**Exercise objective**
Reproduce the listing below with "x-axis-label" substituted for every occurrence of "x-tick-label" and everything else unchanged. Leave out the pictures.

━━━━━ Listed records ━━━━━

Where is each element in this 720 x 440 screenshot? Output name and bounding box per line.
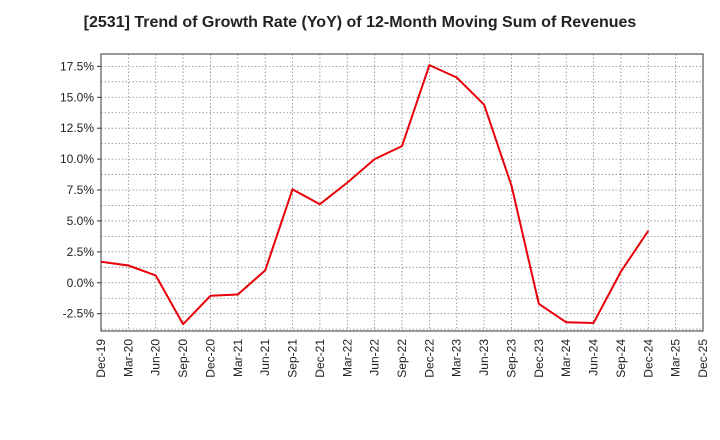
y-tick-label: 5.0% <box>67 214 95 228</box>
x-tick-label: Mar-21 <box>231 339 245 377</box>
x-tick-label: Mar-22 <box>340 339 354 377</box>
y-tick-label: 2.5% <box>67 245 95 259</box>
x-tick-label: Mar-25 <box>669 339 683 377</box>
x-tick-label: Jun-21 <box>258 339 272 376</box>
y-tick-label: 10.0% <box>60 152 94 166</box>
x-tick-label: Sep-22 <box>395 339 409 378</box>
x-tick-label: Dec-20 <box>203 339 217 378</box>
growth-rate-line <box>100 64 650 326</box>
x-tick-label: Jun-24 <box>587 339 601 376</box>
x-tick-label: Jun-20 <box>149 339 163 376</box>
y-tick-label: 7.5% <box>67 183 95 197</box>
x-tick-label: Mar-23 <box>450 339 464 377</box>
x-tick-label: Dec-23 <box>532 339 546 378</box>
x-tick-label: Dec-24 <box>641 339 655 378</box>
y-tick-label: 15.0% <box>60 90 94 104</box>
y-tick-label: 0.0% <box>67 276 95 290</box>
x-tick-label: Jun-22 <box>368 339 382 376</box>
x-tick-label: Dec-22 <box>422 339 436 378</box>
x-tick-label: Dec-21 <box>313 339 327 378</box>
x-tick-label: Sep-20 <box>176 339 190 378</box>
x-tick-label: Mar-24 <box>559 339 573 377</box>
x-tick-label: Sep-24 <box>614 339 628 378</box>
x-tick-label: Mar-20 <box>121 339 135 377</box>
x-tick-label: Sep-21 <box>286 339 300 378</box>
x-tick-label: Jun-23 <box>477 339 491 376</box>
y-tick-label: 12.5% <box>60 121 94 135</box>
chart-title: [2531] Trend of Growth Rate (YoY) of 12-… <box>83 14 637 31</box>
x-tick-label: Dec-25 <box>696 339 710 378</box>
x-tick-label: Sep-23 <box>504 339 518 378</box>
y-tick-label: 17.5% <box>60 59 94 73</box>
x-tick-label: Dec-19 <box>94 339 108 378</box>
plot-frame <box>100 53 704 332</box>
y-tick-label: -2.5% <box>63 307 95 321</box>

━━━━━

**Output of the exercise**
Where is each element in this 720 x 440 screenshot? Output name and bounding box per line.
y-tick-label: 5.0% <box>67 214 95 228</box>
x-axis-label: Mar-21 <box>231 339 245 377</box>
x-axis-label: Mar-22 <box>340 339 354 377</box>
y-tick-label: 2.5% <box>67 245 95 259</box>
x-axis-label: Mar-25 <box>669 339 683 377</box>
x-axis-label: Jun-21 <box>258 339 272 376</box>
y-tick-label: 10.0% <box>60 152 94 166</box>
x-axis-label: Sep-22 <box>395 339 409 378</box>
x-axis-label: Dec-20 <box>203 339 217 378</box>
growth-rate-line <box>100 64 650 326</box>
x-axis-label: Jun-24 <box>587 339 601 376</box>
x-axis-label: Jun-20 <box>149 339 163 376</box>
y-tick-label: 7.5% <box>67 183 95 197</box>
x-axis-label: Mar-23 <box>450 339 464 377</box>
x-axis-label: Dec-23 <box>532 339 546 378</box>
x-axis-label: Dec-24 <box>641 339 655 378</box>
y-tick-label: 15.0% <box>60 90 94 104</box>
y-tick-label: 0.0% <box>67 276 95 290</box>
x-axis-label: Jun-22 <box>368 339 382 376</box>
x-axis-label: Dec-22 <box>422 339 436 378</box>
x-axis-label: Dec-21 <box>313 339 327 378</box>
x-axis-label: Sep-20 <box>176 339 190 378</box>
x-axis-label: Mar-24 <box>559 339 573 377</box>
x-axis-label: Sep-24 <box>614 339 628 378</box>
x-axis-label: Mar-20 <box>121 339 135 377</box>
x-axis-label: Sep-21 <box>286 339 300 378</box>
x-axis-label: Jun-23 <box>477 339 491 376</box>
y-tick-label: 12.5% <box>60 121 94 135</box>
chart-title: [2531] Trend of Growth Rate (YoY) of 12-… <box>83 14 637 31</box>
x-axis-label: Dec-25 <box>696 339 710 378</box>
x-axis-label: Sep-23 <box>504 339 518 378</box>
y-tick-label: 17.5% <box>60 59 94 73</box>
x-axis-label: Dec-19 <box>94 339 108 378</box>
plot-frame <box>100 53 704 332</box>
y-tick-label: -2.5% <box>63 307 95 321</box>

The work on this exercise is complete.